- Tugas Latihan: Tolong lanjutkan tulisan tentang Pemilu Israel dan "kesepakatan abad ini" mulai setelah kalimat terakhirnya.

═════ Bacaan yang Diberikan

Senin 08 Apr 2019 11:03 WIB

Pemilu Israel dan Kesepakatan Abad Ini

Saat Netanyahu terlibat skandal korupsi, muncul Benjamin Gantz.

PBB Tolak Klaim Israel atas Golan
Foto:

Keempat, AS tidak lagi bergantung pada minyak Arab. Sejak penemuan minyak serpih (shale oil) di AS dalam jumlah raksasa, sekitar 1,5 triliun-1,8 triliun barel, Washington menjadi leluasa merumuskan kebijakan politiknya di Timur Tengah.

Kelima, demi keperluan elektoral Trump dalam pilpres tahun depan dengan menarik suara Kristen Evangelis, yang berdasarkan alasan biblikal mendukung eksistensi Israel.

Jumlah pengikut Evangelis di AS sebesar 25 persen yang dalam Pilpres AS 2016 menentukan kemenangan Trump. Trump juga berharap dapat menjaga dukungan kelompok Yahudi AS yang didorong oleh Netanyahu.

Sangat mungkin Netanyahu sudah melihat konsep “kesepakatan abad ini” dan menyetujuinya. Ini berdasarkan fakta bahwa kebijakan AS di Timur Tengah disusun triumvirat Yahudi, yaitu David Friedman, Duta Besar AS untuk Israel; Jared Kushner, penasihat politik senior sekaligus menantu Trump; dan Jason Greenblatt, utusan khusus AS untuk Timur Tengah.

Tentu tidak berarti bila Gantz menang, “kesepakatan abad ini” serta-merta ditolak Israel. Gantz, yang tangannya berlumuran darah Palestina pada masa lalu dan sangat bangga dengan apa yang ia lakukan terhadap Palestina, rasanya tidak menolak “kesepakatan abad ini”.

══════════
═════ Data yang Diberikan

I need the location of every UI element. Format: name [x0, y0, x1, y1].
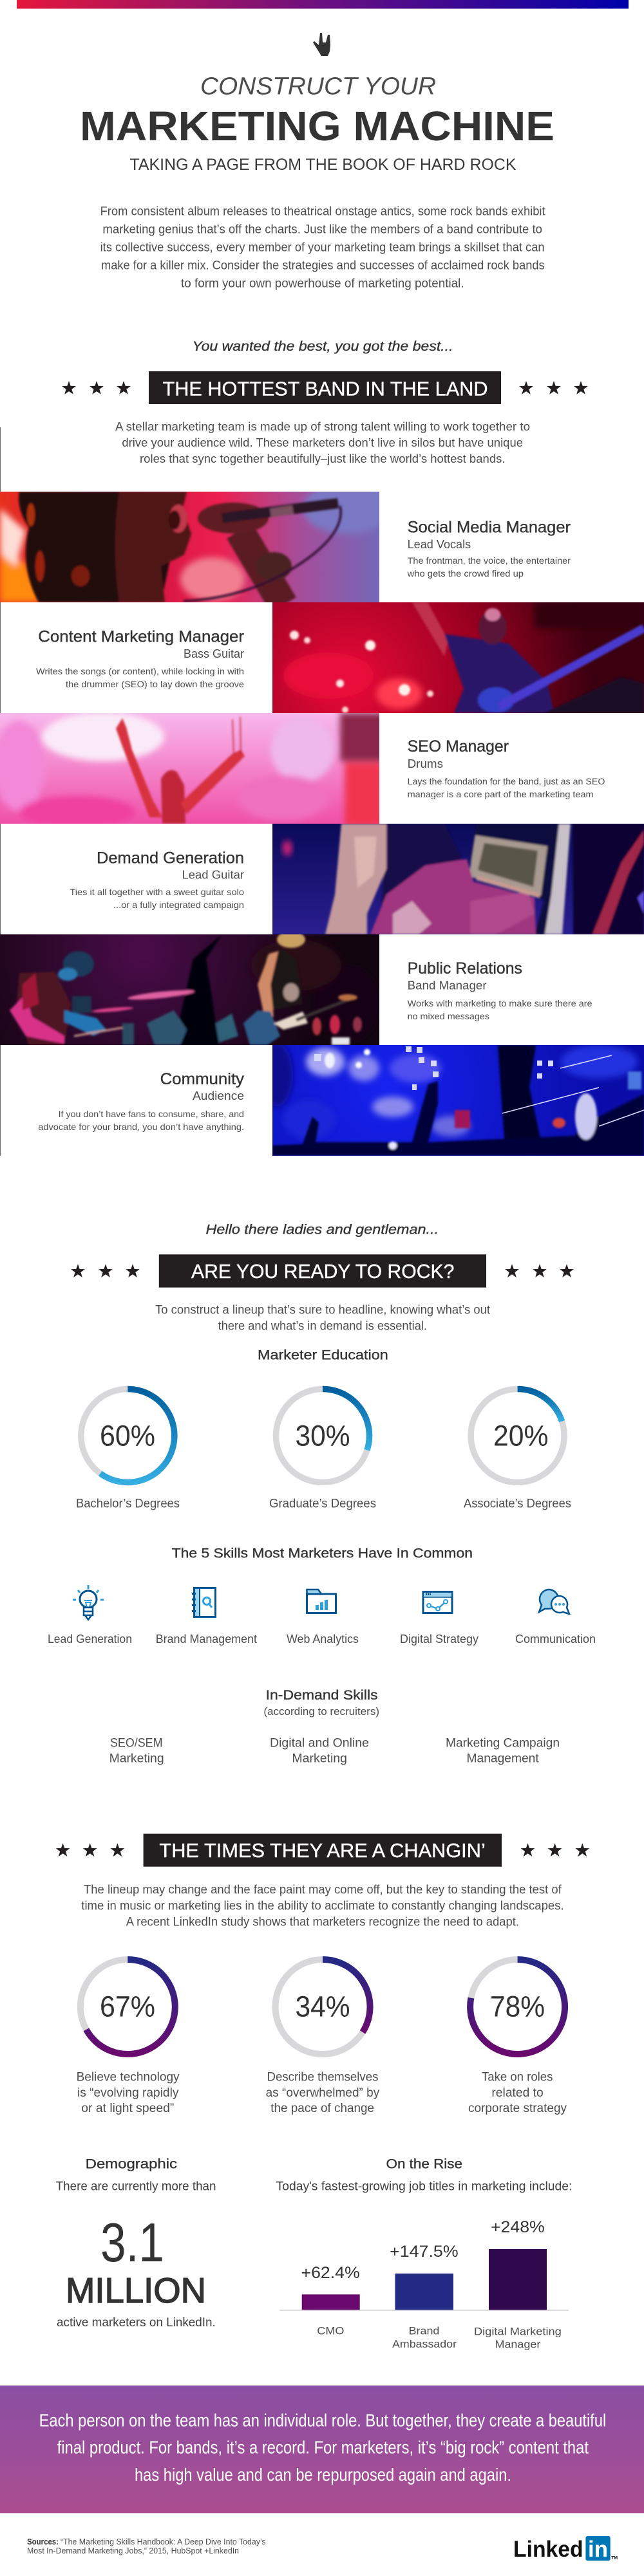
- icon: chat bubbles: [539, 1589, 569, 1614]
- panel: on the rise: On the Rise: [386, 2157, 462, 2172]
- role: social media manager: The frontman, the voice, the entertainer: [408, 555, 571, 566]
- sources: Most In-Demand Marketing Jobs,” 2015, HubSpot +LinkedIn: [27, 2546, 239, 2555]
- section banner: times they are a changin: [56, 1834, 589, 1867]
- donut chart: 67 percent: Believe technology: [77, 2071, 180, 2084]
- donut chart: 67 percent: is “evolving rapidly: [77, 2086, 179, 2100]
- in-demand skills list: [109, 1736, 560, 1766]
- section intro paragraph: The lineup may change and the face paint may come off, but the key to standing the test of: [84, 1883, 562, 1897]
- donut chart: 60 percent: 60%: [100, 1420, 155, 1452]
- section intro paragraph: there and what’s in demand is essential.: [218, 1320, 427, 1333]
- sources: Sources:: [27, 2537, 59, 2546]
- intro paragraph: make for a killer mix. Consider the strategies and successes of acclaimed rock bands: [101, 259, 545, 272]
- section intro paragraph: A recent LinkedIn study shows that marketers recognize the need to adapt.: [126, 1915, 519, 1929]
- role: demand generation: Lead Guitar: [182, 868, 244, 882]
- role: content marketing manager: the drummer (SEO) to lay down the groove: [66, 679, 244, 689]
- skill labels: Web Analytics: [287, 1632, 359, 1645]
- bar chart: Ambassador: [392, 2338, 457, 2350]
- in-demand skills list: Marketing Campaign: [446, 1736, 560, 1750]
- stars left: [56, 1843, 124, 1857]
- stars right: [521, 1843, 589, 1857]
- donut chart: 67 percent: [77, 1960, 180, 2115]
- role: seo manager: Lays the foundation for the band, just as an SEO: [408, 776, 605, 786]
- section kicker: you wanted the best: You wanted the best, you got the best...: [192, 339, 453, 354]
- section kicker: hello there: Hello there ladies and gentleman...: [206, 1223, 439, 1237]
- role: public relations: Band Manager: [408, 979, 487, 992]
- title line: construct your: CONSTRUCT YOUR: [200, 73, 436, 100]
- bar chart: +62.4%: [301, 2264, 360, 2282]
- bar chart: CMO: [317, 2324, 344, 2337]
- role: public relations: no mixed messages: [408, 1011, 489, 1021]
- title line: marketing machine: MARKETING MACHINE: [80, 103, 554, 149]
- subtitle: TAKING A PAGE FROM THE BOOK OF HARD ROCK: [130, 156, 516, 174]
- role: public relations: Works with marketing to make sure there are: [408, 998, 592, 1008]
- icon: notebook search: [192, 1588, 215, 1617]
- heading: in-demand skills: [263, 1688, 379, 1718]
- section intro paragraph: time in music or marketing lies in the ability to acclimate to constantly changing landscapes.: [81, 1900, 564, 1913]
- donut chart: 78 percent: [468, 1960, 567, 2115]
- sources: “The Marketing Skills Handbook: A Deep Dive Into Today’s: [61, 2537, 266, 2546]
- icon: light bulb: [73, 1585, 104, 1620]
- skill labels: Digital Strategy: [400, 1632, 479, 1645]
- panel: closing statement: has high value and can be repurposed again and again.: [135, 2465, 511, 2485]
- skill labels: Lead Generation: [48, 1632, 132, 1645]
- logo: linkedin: [513, 2536, 618, 2562]
- section intro paragraph: roles that sync together beautifully–just like the world’s hottest bands.: [140, 452, 505, 465]
- role: content marketing manager: Content Marketing Manager: [38, 627, 244, 645]
- photo: concert audience: [261, 1042, 644, 1156]
- stars left: [62, 381, 131, 394]
- role: content marketing manager: Writes the songs (or content), while locking in with: [36, 666, 244, 676]
- photo: band on stage: [0, 931, 380, 1045]
- panel: demographic: There are currently more than: [56, 2180, 216, 2193]
- skill labels: Brand Management: [156, 1632, 257, 1645]
- bar chart: Digital Marketing: [474, 2325, 562, 2337]
- donut chart: 20 percent: 20%: [493, 1420, 548, 1452]
- intro paragraph: From consistent album releases to theatrical onstage antics, some rock bands exhibit: [100, 205, 545, 219]
- photo: lead guitar closeup: [272, 824, 644, 934]
- intro paragraph: to form your own powerhouse of marketing potential.: [181, 277, 464, 290]
- bar chart: Brand: [409, 2324, 439, 2337]
- banner text: THE TIMES THEY ARE A CHANGIN’: [159, 1839, 486, 1862]
- panel: on the rise: Today's fastest-growing job titles in marketing include:: [276, 2180, 572, 2193]
- panel: closing statement: [0, 2386, 644, 2513]
- donut chart: 60 percent: Bachelor’s Degrees: [76, 1497, 180, 1511]
- role: public relations: Public Relations: [408, 959, 522, 978]
- role: social media manager: Social Media Manager: [408, 519, 571, 537]
- panel: demographic: [56, 2157, 216, 2330]
- intro paragraph: marketing genius that’s off the charts. Just like the members of a band contribute to: [102, 223, 542, 237]
- donut chart: 34 percent: as “overwhelmed” by: [266, 2086, 380, 2100]
- role: content marketing manager: Bass Guitar: [184, 647, 244, 660]
- role: social media manager: Lead Vocals: [408, 537, 471, 551]
- section banner: hottest band: [62, 371, 588, 404]
- donut chart: 20 percent: [464, 1389, 571, 1511]
- donut chart: 34 percent: the pace of change: [270, 2102, 374, 2115]
- donut chart: 34 percent: 34%: [295, 1990, 350, 2023]
- role: seo manager: SEO Manager: [408, 737, 509, 755]
- big number: 3.1: [100, 2212, 164, 2274]
- icon: browser chart: [423, 1592, 452, 1613]
- skill labels: [48, 1632, 596, 1645]
- donut chart: 67 percent: 67%: [100, 1990, 155, 2023]
- heading: five skills: The 5 Skills Most Marketers Have In Common: [172, 1546, 473, 1561]
- logo: linkedin: Linked: [513, 2537, 583, 2562]
- bar chart: +248%: [491, 2218, 545, 2236]
- donut chart: 78 percent: related to: [491, 2086, 544, 2100]
- role: community: If you don’t have fans to consume, share, and: [59, 1109, 244, 1119]
- logo: linkedin: in: [588, 2537, 608, 2562]
- icon: rock hand: [313, 33, 330, 56]
- stars left: [71, 1264, 140, 1277]
- section intro paragraph: [81, 1883, 564, 1929]
- donut chart: 78 percent: corporate strategy: [468, 2102, 567, 2115]
- heading: in-demand skills: In-Demand Skills: [266, 1688, 378, 1703]
- donut chart: 78 percent: 78%: [490, 1990, 545, 2023]
- in-demand skills list: Management: [466, 1752, 539, 1766]
- in-demand skills list: Marketing: [109, 1752, 164, 1766]
- role: public relations: [408, 959, 592, 1021]
- role: community: [38, 1070, 245, 1132]
- role: content marketing manager: [36, 627, 244, 689]
- role: demand generation: ...or a fully integrated campaign: [113, 900, 244, 910]
- donut chart: 34 percent: [266, 1960, 380, 2115]
- photo: bass guitarist: [272, 602, 644, 713]
- photo: lead singer: [0, 492, 379, 602]
- section intro paragraph: To construct a lineup that’s sure to headline, knowing what’s out: [155, 1304, 491, 1317]
- panel: on the rise: [276, 2157, 572, 2351]
- in-demand skills list: Marketing: [292, 1752, 347, 1766]
- top gradient bar: [17, 0, 629, 9]
- stars right: [505, 1264, 574, 1277]
- section banner: ready to rock: [71, 1254, 574, 1288]
- intro paragraph: its collective success, every member of your marketing team brings a skillset that can: [100, 241, 545, 255]
- panel: demographic: Demographic: [86, 2157, 177, 2172]
- in-demand skills list: SEO/SEM: [110, 1736, 162, 1750]
- donut chart: 78 percent: Take on roles: [482, 2071, 553, 2084]
- banner text: THE HOTTEST BAND IN THE LAND: [162, 378, 488, 400]
- role: seo manager: manager is a core part of the marketing team: [408, 789, 594, 799]
- role: seo manager: Drums: [408, 757, 443, 770]
- title block: [80, 73, 554, 174]
- bar chart: +147.5%: [390, 2243, 459, 2261]
- role: demand generation: [70, 849, 244, 910]
- donut chart: 60 percent: [76, 1389, 180, 1511]
- role: community: advocate for your brand, you don’t have anything.: [38, 1122, 244, 1132]
- role: social media manager: [407, 519, 571, 579]
- banner text: ARE YOU READY TO ROCK?: [191, 1260, 454, 1283]
- role: community: Community: [160, 1070, 245, 1088]
- section intro paragraph: drive your audience wild. These marketers don’t live in silos but have unique: [122, 436, 523, 449]
- role: seo manager: [408, 737, 605, 799]
- donut chart: 30 percent: [269, 1389, 376, 1511]
- bar chart: [279, 2218, 569, 2351]
- intro paragraph: [100, 205, 545, 290]
- donut chart: 30 percent: 30%: [295, 1420, 350, 1452]
- donut chart: 30 percent: Graduate’s Degrees: [269, 1497, 376, 1511]
- heading: in-demand skills: (according to recruiters): [263, 1706, 379, 1718]
- skill labels: Communication: [515, 1632, 596, 1645]
- section intro paragraph: [115, 420, 530, 465]
- donut chart: 67 percent: or at light speed”: [81, 2102, 174, 2115]
- panel: demographic: MILLION: [66, 2270, 206, 2310]
- section intro paragraph: A stellar marketing team is made up of strong talent willing to work together to: [115, 420, 530, 433]
- sources: [27, 2537, 266, 2555]
- stars right: [519, 381, 588, 394]
- donut chart: 34 percent: Describe themselves: [267, 2071, 378, 2084]
- heading: marketer education: Marketer Education: [258, 1348, 388, 1363]
- role: demand generation: Ties it all together with a sweet guitar solo: [70, 887, 244, 897]
- panel: demographic: active marketers on LinkedIn.: [57, 2316, 216, 2330]
- icon: analytics folder: [307, 1589, 336, 1613]
- logo: linkedin: TM: [611, 2556, 618, 2561]
- section intro paragraph: [155, 1304, 491, 1333]
- in-demand skills list: Digital and Online: [270, 1736, 369, 1750]
- role: community: Audience: [193, 1089, 244, 1102]
- bar chart: Manager: [495, 2339, 541, 2351]
- role: demand generation: Demand Generation: [97, 849, 244, 867]
- photo: drummer silhouette crowd: [0, 712, 385, 828]
- donut chart: 20 percent: Associate’s Degrees: [464, 1497, 571, 1511]
- role: social media manager: who gets the crowd fired up: [407, 568, 524, 579]
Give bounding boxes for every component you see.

══════════

- Jawaban Tugas:
Namun, Trump, yang percaya politik luar negeri dapat lebih efektif bila dijalankan melalui kontak pribadi dengan aktor-aktor politik, tentu telah merasa nyaman dengan Netanyahu yang sudah lama ia kenal dan punya pengaruh besar di Washington.

Sementara itu, dengan Gantz, Trump harus memulai lagi dari nol. Maka, AS akan meluncurkan “kesepakatan abad ini”, siapa pun pemenangnya. Ia yakin Grantz juga akan menyokong kesepakatan yang sangat menghina Palestina dan Arab itu.

Trump juga yakin besarnya pengaruh AS terhadap rezim-rezim Arab atas kelangsungan kekuasaan mereka akan memaksa mereka mendukung apa pun kebijakan yang diambilnya.

Namun, ia keliru. Liga Arab bereaksi menentang penyangkalan AS terhadap Yerusalem dan Golan sebagai milik Palestina dan Suriah. Mahmud Abbas bahkan hingga sekarang memboikot AS sebagai mediator yang tidak jujur.

Raja Arab Saudi Salman bin Abdulaziz al-Saud, yang tadinya diduga menyetujui “kesepakatan abad ini”, berulang kali menegaskan komitmen Riyadh bagi kemerdekaan Palestina dengan batas-batas tahun 1967 dan Yerusalem Timur sebagai ibu kota Palestina.

Sikap Liga Arab didukung komunitas internasional. Pasalnya, langkah-langkah AS itu melanggar norma hubungan internasional. Kalau dibiarkan, akan terjadi hukum rimba di pentas internasional, destabilisasi kawasan, dan terancamnya perdamaian dunia.

Siapa pun pemenang dalam kontestasi pemilu Israel, Timur Tengah masih akan bergolak sepanjang “kesepakatan abad ini” dipaksakan kepada Palestina.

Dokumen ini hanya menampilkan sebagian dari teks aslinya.